**Job**: Your task is to copy each line that has the word "nmethylphenidate".

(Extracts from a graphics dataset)
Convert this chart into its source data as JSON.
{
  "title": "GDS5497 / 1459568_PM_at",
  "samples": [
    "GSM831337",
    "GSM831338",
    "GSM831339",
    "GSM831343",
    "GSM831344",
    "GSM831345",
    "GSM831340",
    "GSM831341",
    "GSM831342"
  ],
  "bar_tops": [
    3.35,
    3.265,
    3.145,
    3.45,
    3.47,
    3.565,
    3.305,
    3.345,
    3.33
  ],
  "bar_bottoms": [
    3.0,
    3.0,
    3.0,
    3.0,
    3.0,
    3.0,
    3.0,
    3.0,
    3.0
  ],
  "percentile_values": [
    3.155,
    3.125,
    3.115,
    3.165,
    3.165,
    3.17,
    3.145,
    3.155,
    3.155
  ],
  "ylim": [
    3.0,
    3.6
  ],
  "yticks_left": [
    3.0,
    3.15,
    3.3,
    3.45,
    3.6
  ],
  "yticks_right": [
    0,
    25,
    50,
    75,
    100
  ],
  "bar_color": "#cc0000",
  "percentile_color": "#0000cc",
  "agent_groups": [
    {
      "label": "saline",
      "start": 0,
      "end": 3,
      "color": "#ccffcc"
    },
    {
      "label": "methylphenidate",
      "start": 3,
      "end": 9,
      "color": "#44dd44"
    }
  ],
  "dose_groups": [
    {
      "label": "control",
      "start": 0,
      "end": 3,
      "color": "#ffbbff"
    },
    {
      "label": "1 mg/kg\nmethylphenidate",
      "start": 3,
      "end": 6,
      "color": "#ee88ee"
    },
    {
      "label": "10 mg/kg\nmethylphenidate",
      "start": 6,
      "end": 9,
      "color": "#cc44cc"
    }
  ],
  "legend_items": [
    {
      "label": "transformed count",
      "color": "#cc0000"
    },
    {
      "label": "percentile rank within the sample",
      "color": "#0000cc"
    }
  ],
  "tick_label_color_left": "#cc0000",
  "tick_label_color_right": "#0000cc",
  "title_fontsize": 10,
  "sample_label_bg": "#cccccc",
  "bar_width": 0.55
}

**Task result**:
      "label": "1 mg/kg\nmethylphenidate",
      "label": "10 mg/kg\nmethylphenidate",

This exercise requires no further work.